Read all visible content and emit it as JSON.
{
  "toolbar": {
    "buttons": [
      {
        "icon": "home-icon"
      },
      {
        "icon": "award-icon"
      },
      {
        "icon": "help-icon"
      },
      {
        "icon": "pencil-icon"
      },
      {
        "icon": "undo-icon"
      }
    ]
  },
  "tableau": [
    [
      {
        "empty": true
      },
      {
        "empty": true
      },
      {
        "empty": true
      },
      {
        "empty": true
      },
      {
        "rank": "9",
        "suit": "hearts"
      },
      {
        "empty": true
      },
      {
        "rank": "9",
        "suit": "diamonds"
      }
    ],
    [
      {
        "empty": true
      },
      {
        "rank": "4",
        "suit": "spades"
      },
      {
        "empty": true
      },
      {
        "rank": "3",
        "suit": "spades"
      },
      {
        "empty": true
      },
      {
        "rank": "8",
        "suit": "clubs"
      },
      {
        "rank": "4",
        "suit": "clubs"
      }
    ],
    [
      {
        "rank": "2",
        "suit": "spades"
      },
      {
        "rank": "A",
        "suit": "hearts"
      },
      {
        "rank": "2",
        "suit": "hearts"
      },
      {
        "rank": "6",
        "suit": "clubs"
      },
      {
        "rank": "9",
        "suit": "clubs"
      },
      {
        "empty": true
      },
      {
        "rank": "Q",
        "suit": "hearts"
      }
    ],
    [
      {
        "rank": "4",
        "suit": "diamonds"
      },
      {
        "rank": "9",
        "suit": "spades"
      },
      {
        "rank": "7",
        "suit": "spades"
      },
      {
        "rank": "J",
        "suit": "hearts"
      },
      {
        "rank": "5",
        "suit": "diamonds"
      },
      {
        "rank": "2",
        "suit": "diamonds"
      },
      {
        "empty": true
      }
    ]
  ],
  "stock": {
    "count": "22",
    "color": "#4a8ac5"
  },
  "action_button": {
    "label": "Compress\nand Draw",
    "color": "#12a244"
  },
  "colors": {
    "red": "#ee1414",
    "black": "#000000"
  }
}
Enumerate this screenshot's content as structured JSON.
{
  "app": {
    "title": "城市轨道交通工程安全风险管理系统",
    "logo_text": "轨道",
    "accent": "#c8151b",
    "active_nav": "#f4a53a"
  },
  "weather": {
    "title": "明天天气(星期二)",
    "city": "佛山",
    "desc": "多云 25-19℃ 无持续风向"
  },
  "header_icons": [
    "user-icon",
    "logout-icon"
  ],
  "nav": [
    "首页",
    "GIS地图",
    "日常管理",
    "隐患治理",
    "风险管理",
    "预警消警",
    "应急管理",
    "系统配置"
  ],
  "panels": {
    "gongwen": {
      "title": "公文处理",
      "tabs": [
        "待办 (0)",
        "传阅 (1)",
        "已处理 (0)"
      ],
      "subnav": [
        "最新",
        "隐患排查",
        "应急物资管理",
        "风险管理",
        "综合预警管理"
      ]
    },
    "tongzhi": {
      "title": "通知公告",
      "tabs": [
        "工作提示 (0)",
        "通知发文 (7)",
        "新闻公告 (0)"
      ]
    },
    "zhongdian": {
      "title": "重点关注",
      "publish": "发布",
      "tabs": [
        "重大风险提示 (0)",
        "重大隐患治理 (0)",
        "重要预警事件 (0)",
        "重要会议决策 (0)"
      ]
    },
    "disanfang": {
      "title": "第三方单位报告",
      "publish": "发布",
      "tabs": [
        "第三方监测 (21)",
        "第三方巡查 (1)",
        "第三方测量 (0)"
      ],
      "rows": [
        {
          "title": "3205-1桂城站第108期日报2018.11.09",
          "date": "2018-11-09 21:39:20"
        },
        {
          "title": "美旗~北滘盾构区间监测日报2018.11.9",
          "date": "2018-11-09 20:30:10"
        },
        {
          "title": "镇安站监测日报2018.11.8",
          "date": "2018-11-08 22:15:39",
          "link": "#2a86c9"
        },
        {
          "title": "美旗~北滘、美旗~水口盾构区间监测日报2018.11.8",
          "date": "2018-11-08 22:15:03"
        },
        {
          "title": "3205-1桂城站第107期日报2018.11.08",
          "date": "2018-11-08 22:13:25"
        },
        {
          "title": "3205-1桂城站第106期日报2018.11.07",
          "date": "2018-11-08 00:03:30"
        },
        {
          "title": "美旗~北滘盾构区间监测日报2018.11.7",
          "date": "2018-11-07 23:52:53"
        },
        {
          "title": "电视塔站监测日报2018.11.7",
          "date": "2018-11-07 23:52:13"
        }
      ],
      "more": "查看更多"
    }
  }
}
+ + +
Copy every line of the entries above in which "content" occurs.

- [SOLUTION TO THE PROBLEM]:
Read all visible content and emit it as JSON.
Enumerate this screenshot's content as structured JSON.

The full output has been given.